Copy out all lines with the word "title" in them.

────────────────────────────────────────

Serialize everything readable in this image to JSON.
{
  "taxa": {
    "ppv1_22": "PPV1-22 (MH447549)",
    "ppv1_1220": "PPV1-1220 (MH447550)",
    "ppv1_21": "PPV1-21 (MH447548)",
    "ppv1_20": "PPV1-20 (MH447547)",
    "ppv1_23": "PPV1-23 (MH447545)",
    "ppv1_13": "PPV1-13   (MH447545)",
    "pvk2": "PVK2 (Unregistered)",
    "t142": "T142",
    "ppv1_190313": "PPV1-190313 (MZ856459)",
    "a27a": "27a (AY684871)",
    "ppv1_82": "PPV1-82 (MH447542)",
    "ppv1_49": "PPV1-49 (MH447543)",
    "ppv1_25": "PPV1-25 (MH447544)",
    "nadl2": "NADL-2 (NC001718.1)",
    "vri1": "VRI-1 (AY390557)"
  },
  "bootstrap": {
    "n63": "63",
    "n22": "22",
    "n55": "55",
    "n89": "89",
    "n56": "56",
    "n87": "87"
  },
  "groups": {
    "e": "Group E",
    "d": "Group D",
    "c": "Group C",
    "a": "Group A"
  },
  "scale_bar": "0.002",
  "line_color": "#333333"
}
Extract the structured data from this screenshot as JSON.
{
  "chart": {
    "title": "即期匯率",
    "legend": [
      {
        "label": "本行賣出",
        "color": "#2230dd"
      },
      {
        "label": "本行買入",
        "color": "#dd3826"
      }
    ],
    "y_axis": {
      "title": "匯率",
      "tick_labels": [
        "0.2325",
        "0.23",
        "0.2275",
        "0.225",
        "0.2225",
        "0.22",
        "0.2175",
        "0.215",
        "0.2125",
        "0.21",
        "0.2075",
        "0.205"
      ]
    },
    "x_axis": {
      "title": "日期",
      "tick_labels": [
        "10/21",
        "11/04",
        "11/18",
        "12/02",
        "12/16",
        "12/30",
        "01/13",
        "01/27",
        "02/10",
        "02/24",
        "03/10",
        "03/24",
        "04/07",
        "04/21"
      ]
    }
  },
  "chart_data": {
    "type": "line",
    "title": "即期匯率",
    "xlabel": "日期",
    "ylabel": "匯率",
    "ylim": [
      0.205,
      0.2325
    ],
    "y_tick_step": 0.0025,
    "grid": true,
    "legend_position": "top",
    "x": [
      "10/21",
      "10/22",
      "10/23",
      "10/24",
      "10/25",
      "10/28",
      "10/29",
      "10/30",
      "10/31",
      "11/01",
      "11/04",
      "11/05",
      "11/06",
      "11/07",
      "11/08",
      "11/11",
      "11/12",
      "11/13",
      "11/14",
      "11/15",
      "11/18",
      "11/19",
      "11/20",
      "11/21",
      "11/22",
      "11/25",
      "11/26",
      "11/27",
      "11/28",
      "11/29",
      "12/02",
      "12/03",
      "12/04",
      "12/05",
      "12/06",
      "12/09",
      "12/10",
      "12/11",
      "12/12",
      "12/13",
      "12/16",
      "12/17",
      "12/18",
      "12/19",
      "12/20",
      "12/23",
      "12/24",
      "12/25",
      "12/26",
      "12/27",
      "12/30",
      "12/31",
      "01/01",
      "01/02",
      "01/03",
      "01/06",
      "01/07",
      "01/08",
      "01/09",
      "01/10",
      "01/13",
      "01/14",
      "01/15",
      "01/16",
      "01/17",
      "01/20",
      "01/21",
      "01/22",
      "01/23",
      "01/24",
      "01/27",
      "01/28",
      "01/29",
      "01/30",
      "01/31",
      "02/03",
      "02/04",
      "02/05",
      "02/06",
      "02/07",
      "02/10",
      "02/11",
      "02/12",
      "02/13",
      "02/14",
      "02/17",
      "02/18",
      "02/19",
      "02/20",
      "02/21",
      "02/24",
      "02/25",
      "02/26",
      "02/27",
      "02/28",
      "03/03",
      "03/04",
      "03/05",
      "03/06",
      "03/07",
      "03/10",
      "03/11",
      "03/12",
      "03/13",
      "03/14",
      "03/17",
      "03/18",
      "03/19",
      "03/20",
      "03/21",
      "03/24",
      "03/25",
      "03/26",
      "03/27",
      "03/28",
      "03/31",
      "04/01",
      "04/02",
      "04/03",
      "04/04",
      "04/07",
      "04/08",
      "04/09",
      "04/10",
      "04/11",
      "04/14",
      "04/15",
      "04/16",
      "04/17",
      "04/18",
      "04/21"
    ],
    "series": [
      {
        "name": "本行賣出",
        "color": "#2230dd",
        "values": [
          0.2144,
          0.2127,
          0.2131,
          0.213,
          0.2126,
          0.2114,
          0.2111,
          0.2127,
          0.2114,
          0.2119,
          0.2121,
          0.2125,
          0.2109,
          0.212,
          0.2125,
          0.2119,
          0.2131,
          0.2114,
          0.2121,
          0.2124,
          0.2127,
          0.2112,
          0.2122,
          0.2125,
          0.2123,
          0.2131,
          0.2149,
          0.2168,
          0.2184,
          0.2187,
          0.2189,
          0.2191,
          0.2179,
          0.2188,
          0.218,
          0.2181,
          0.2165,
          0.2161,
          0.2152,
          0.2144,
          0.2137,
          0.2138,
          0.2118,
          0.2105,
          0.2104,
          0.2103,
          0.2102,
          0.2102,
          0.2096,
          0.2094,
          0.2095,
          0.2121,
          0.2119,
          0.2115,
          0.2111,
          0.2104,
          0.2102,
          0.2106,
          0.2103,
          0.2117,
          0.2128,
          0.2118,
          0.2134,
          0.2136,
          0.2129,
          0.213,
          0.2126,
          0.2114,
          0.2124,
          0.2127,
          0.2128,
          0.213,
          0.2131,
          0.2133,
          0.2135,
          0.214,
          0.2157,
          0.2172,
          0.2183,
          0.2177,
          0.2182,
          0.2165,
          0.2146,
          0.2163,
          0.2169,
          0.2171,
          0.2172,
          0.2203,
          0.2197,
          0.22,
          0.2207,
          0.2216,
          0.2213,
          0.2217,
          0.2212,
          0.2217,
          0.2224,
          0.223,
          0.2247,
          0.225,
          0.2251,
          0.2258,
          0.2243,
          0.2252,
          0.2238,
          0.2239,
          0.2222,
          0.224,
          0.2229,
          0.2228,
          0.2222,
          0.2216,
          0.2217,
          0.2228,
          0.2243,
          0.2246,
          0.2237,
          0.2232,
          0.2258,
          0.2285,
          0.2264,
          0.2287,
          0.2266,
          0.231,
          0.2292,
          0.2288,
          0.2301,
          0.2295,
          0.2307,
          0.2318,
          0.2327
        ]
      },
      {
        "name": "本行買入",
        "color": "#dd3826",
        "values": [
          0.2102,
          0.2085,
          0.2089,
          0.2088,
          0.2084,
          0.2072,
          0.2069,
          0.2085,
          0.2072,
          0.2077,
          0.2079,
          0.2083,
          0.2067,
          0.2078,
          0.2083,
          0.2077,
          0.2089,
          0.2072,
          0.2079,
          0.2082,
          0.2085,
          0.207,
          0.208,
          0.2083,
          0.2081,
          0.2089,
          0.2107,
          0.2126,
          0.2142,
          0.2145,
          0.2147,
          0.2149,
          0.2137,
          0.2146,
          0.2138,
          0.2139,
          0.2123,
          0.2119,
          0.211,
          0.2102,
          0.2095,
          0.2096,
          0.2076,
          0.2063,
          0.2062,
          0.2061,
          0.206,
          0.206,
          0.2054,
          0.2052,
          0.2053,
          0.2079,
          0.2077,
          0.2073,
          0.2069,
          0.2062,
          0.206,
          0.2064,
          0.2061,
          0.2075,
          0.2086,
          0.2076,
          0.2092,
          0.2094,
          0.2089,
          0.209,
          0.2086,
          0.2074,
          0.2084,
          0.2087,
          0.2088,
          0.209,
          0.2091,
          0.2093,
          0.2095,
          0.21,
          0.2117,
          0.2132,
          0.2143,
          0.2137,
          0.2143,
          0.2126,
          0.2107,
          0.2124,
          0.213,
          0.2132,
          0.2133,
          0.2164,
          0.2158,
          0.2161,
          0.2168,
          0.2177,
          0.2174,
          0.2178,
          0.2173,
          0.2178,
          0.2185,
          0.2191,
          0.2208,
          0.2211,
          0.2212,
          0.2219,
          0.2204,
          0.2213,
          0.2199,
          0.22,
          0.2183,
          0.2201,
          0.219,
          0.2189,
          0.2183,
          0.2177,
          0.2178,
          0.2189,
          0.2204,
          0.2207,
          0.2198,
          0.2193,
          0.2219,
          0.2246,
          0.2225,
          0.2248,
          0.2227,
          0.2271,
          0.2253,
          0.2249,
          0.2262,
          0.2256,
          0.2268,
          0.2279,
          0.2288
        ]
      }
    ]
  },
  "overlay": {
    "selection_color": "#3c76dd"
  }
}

────────────────────────────────────────

CORRECT RESULT:
    "title": "即期匯率",
      "title": "匯率",
      "title": "日期",
    "title": "即期匯率",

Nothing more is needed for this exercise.